(Element position data)
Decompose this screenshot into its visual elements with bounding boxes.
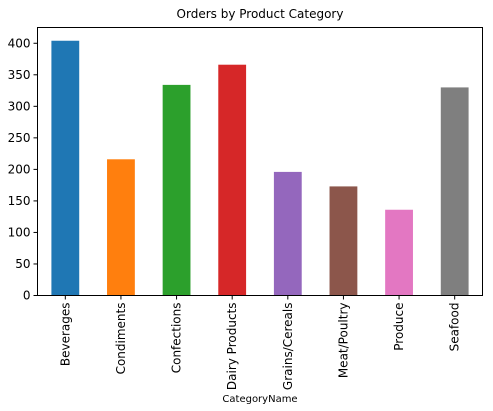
bar-condiments <box>107 159 135 296</box>
bar-dairy-products <box>218 64 247 296</box>
bar-meat-poultry <box>329 186 358 296</box>
x-tick-label: Produce <box>392 303 406 351</box>
y-tick-label: 100 <box>8 225 31 239</box>
x-axis: Beverages Condiments Confections Dairy Prod… <box>58 295 462 391</box>
bar-seafood <box>440 87 469 296</box>
y-tick-label: 200 <box>8 162 31 176</box>
y-axis: 0 50 100 150 200 250 300 350 400 <box>8 36 38 303</box>
x-tick-label: Condiments <box>114 303 128 375</box>
x-axis-label: CategoryName <box>222 394 297 405</box>
y-tick-label: 150 <box>8 194 31 208</box>
y-tick-label: 300 <box>8 99 31 113</box>
bar-beverages <box>51 40 80 296</box>
x-tick-label: Confections <box>170 303 184 374</box>
x-tick-label: Beverages <box>58 303 72 367</box>
y-tick-label: 50 <box>15 257 30 271</box>
bar-confections <box>162 84 191 296</box>
bar-produce <box>385 209 413 296</box>
plot-frame <box>37 27 483 296</box>
x-tick-label: Meat/Poultry <box>336 303 350 379</box>
y-tick-label: 350 <box>8 68 31 82</box>
bar-grains-cereals <box>273 171 302 296</box>
chart-title: Orders by Product Category <box>177 7 344 21</box>
y-tick-label: 400 <box>8 36 31 50</box>
x-tick-label: Dairy Products <box>225 303 239 391</box>
x-tick-label: Grains/Cereals <box>281 303 295 391</box>
y-tick-label: 0 <box>23 289 31 303</box>
plot-area: 0 50 100 150 200 250 300 350 400 Beverages Condim… <box>8 27 483 391</box>
y-tick-label: 250 <box>8 131 31 145</box>
x-tick-label: Seafood <box>448 303 462 352</box>
bars-group <box>51 40 469 296</box>
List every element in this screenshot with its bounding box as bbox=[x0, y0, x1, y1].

REQUIRED WORK
Rewrite all of the records above with every "y-tick-label" switched to "y-axis-tick", leaving everything else unchanged, and omit the pictures from your answer.

RESULT OF THE EXERCISE
Decompose this screenshot into its visual elements with bounding boxes.
bar-condiments <box>107 159 135 296</box>
bar-dairy-products <box>218 64 247 296</box>
bar-meat-poultry <box>329 186 358 296</box>
x-tick-label: Produce <box>392 303 406 351</box>
y-axis-tick: 100 <box>8 225 31 239</box>
x-axis: Beverages Condiments Confections Dairy Prod… <box>58 295 462 391</box>
bar-seafood <box>440 87 469 296</box>
y-axis-tick: 200 <box>8 162 31 176</box>
y-axis: 0 50 100 150 200 250 300 350 400 <box>8 36 38 303</box>
x-tick-label: Condiments <box>114 303 128 375</box>
x-axis-label: CategoryName <box>222 394 297 405</box>
y-axis-tick: 150 <box>8 194 31 208</box>
y-axis-tick: 300 <box>8 99 31 113</box>
bar-beverages <box>51 40 80 296</box>
x-tick-label: Confections <box>170 303 184 374</box>
x-tick-label: Beverages <box>58 303 72 367</box>
y-axis-tick: 50 <box>15 257 30 271</box>
bar-confections <box>162 84 191 296</box>
bar-produce <box>385 209 413 296</box>
plot-frame <box>37 27 483 296</box>
x-tick-label: Meat/Poultry <box>336 303 350 379</box>
y-axis-tick: 350 <box>8 68 31 82</box>
bar-grains-cereals <box>273 171 302 296</box>
chart-title: Orders by Product Category <box>177 7 344 21</box>
y-axis-tick: 400 <box>8 36 31 50</box>
x-tick-label: Dairy Products <box>225 303 239 391</box>
x-tick-label: Grains/Cereals <box>281 303 295 391</box>
y-axis-tick: 0 <box>23 289 31 303</box>
plot-area: 0 50 100 150 200 250 300 350 400 Beverages Condim… <box>8 27 483 391</box>
y-axis-tick: 250 <box>8 131 31 145</box>
x-tick-label: Seafood <box>448 303 462 352</box>
bars-group <box>51 40 469 296</box>
List every element in this screenshot with its bounding box as bbox=[x0, y0, x1, y1].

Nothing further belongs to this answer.